— start —

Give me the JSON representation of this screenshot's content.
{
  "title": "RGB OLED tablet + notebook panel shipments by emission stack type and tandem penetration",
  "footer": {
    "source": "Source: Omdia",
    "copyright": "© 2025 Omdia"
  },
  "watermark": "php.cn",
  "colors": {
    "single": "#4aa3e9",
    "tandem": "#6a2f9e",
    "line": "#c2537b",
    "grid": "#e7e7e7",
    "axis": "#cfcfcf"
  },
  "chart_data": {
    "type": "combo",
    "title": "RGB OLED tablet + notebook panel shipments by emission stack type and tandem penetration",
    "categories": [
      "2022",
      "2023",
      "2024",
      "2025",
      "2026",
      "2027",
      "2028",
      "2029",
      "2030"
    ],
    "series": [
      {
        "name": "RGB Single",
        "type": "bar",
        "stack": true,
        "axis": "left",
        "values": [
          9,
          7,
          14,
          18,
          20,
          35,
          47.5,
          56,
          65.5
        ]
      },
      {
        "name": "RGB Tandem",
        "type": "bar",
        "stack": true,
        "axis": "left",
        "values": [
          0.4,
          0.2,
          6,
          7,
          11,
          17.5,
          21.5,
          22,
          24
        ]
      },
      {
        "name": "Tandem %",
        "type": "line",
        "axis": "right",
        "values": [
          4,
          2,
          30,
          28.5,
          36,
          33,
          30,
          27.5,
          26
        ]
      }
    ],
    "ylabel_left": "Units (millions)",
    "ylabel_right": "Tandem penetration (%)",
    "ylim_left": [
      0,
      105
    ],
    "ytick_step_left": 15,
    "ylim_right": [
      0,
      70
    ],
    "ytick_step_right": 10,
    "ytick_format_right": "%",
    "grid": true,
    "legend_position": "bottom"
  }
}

— end —

*Given request:* Repeat the data verbatim.

*Solution to this task:*
Give me the JSON representation of this screenshot's content.
{
  "title": "RGB OLED tablet + notebook panel shipments by emission stack type and tandem penetration",
  "footer": {
    "source": "Source: Omdia",
    "copyright": "© 2025 Omdia"
  },
  "watermark": "php.cn",
  "colors": {
    "single": "#4aa3e9",
    "tandem": "#6a2f9e",
    "line": "#c2537b",
    "grid": "#e7e7e7",
    "axis": "#cfcfcf"
  },
  "chart_data": {
    "type": "combo",
    "title": "RGB OLED tablet + notebook panel shipments by emission stack type and tandem penetration",
    "categories": [
      "2022",
      "2023",
      "2024",
      "2025",
      "2026",
      "2027",
      "2028",
      "2029",
      "2030"
    ],
    "series": [
      {
        "name": "RGB Single",
        "type": "bar",
        "stack": true,
        "axis": "left",
        "values": [
          9,
          7,
          14,
          18,
          20,
          35,
          47.5,
          56,
          65.5
        ]
      },
      {
        "name": "RGB Tandem",
        "type": "bar",
        "stack": true,
        "axis": "left",
        "values": [
          0.4,
          0.2,
          6,
          7,
          11,
          17.5,
          21.5,
          22,
          24
        ]
      },
      {
        "name": "Tandem %",
        "type": "line",
        "axis": "right",
        "values": [
          4,
          2,
          30,
          28.5,
          36,
          33,
          30,
          27.5,
          26
        ]
      }
    ],
    "ylabel_left": "Units (millions)",
    "ylabel_right": "Tandem penetration (%)",
    "ylim_left": [
      0,
      105
    ],
    "ytick_step_left": 15,
    "ylim_right": [
      0,
      70
    ],
    "ytick_step_right": 10,
    "ytick_format_right": "%",
    "grid": true,
    "legend_position": "bottom"
  }
}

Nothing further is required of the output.